*Given problem*.
Beneath this task is a listing. State how many of its lines include the string "plein", giving nothing but the number.

[BEGIN Given entries]

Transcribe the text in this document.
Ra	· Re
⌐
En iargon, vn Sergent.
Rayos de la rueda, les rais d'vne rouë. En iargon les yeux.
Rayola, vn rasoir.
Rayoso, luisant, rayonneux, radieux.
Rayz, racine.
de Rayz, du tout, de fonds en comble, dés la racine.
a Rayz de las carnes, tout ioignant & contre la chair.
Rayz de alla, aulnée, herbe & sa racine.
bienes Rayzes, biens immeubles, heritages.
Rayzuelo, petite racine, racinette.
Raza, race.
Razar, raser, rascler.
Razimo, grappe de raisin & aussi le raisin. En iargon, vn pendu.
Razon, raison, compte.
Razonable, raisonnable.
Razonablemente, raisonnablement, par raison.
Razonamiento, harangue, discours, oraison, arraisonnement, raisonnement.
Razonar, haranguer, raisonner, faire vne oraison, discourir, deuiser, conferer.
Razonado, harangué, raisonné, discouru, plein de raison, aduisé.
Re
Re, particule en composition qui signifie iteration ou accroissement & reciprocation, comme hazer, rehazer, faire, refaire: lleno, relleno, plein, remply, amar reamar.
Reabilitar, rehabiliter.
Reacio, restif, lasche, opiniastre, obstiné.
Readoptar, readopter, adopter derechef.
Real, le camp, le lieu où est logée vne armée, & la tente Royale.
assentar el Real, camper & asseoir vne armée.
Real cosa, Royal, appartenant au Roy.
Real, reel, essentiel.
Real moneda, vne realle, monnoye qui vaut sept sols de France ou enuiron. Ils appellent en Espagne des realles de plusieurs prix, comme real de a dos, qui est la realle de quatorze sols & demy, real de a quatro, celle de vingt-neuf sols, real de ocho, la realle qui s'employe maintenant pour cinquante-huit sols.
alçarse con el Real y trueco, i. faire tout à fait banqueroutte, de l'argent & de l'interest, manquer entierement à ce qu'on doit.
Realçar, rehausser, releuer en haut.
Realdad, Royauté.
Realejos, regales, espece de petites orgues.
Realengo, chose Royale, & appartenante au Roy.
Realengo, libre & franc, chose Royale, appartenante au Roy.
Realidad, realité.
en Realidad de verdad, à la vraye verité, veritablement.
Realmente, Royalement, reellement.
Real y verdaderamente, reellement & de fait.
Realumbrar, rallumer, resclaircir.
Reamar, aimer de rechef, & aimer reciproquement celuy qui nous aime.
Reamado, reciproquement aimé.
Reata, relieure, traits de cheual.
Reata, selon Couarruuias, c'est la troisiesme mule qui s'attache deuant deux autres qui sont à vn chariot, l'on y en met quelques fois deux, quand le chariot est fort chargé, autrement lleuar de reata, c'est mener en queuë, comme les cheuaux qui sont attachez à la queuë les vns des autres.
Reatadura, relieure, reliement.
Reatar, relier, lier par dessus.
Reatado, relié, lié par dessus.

[END Given entries]

*Exercise answer*.
2